* _Problem statement_: Reproduce every entry exactly.

* _Extracted records_:
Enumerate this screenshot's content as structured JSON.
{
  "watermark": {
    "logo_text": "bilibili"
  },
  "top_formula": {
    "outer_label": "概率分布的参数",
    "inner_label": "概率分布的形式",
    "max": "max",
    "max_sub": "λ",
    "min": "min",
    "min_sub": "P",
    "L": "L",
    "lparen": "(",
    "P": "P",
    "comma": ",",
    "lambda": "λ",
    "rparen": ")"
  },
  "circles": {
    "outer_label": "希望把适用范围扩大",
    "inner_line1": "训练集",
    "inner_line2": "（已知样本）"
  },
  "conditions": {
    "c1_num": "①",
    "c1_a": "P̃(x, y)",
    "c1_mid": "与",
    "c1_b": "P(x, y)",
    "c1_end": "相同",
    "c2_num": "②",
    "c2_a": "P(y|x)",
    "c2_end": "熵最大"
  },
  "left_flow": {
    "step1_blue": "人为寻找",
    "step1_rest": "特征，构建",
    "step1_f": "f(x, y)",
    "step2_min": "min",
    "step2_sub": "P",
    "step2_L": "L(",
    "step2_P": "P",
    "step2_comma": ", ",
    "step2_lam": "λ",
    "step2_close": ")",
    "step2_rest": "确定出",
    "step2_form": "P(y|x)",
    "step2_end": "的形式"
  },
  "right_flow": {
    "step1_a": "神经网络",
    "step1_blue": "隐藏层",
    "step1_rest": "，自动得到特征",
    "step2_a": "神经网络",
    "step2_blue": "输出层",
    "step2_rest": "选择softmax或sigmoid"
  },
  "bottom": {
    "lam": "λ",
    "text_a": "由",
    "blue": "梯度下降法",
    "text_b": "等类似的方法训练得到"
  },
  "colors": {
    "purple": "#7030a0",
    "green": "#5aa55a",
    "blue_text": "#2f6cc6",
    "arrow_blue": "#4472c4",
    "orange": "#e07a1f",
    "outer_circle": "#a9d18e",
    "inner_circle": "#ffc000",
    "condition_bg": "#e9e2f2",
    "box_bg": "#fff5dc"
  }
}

* _The completed task_:
Enumerate this screenshot's content as structured JSON.
{
  "watermark": {
    "logo_text": "bilibili"
  },
  "top_formula": {
    "outer_label": "概率分布的参数",
    "inner_label": "概率分布的形式",
    "max": "max",
    "max_sub": "λ",
    "min": "min",
    "min_sub": "P",
    "L": "L",
    "lparen": "(",
    "P": "P",
    "comma": ",",
    "lambda": "λ",
    "rparen": ")"
  },
  "circles": {
    "outer_label": "希望把适用范围扩大",
    "inner_line1": "训练集",
    "inner_line2": "（已知样本）"
  },
  "conditions": {
    "c1_num": "①",
    "c1_a": "P̃(x, y)",
    "c1_mid": "与",
    "c1_b": "P(x, y)",
    "c1_end": "相同",
    "c2_num": "②",
    "c2_a": "P(y|x)",
    "c2_end": "熵最大"
  },
  "left_flow": {
    "step1_blue": "人为寻找",
    "step1_rest": "特征，构建",
    "step1_f": "f(x, y)",
    "step2_min": "min",
    "step2_sub": "P",
    "step2_L": "L(",
    "step2_P": "P",
    "step2_comma": ", ",
    "step2_lam": "λ",
    "step2_close": ")",
    "step2_rest": "确定出",
    "step2_form": "P(y|x)",
    "step2_end": "的形式"
  },
  "right_flow": {
    "step1_a": "神经网络",
    "step1_blue": "隐藏层",
    "step1_rest": "，自动得到特征",
    "step2_a": "神经网络",
    "step2_blue": "输出层",
    "step2_rest": "选择softmax或sigmoid"
  },
  "bottom": {
    "lam": "λ",
    "text_a": "由",
    "blue": "梯度下降法",
    "text_b": "等类似的方法训练得到"
  },
  "colors": {
    "purple": "#7030a0",
    "green": "#5aa55a",
    "blue_text": "#2f6cc6",
    "arrow_blue": "#4472c4",
    "orange": "#e07a1f",
    "outer_circle": "#a9d18e",
    "inner_circle": "#ffc000",
    "condition_bg": "#e9e2f2",
    "box_bg": "#fff5dc"
  }
}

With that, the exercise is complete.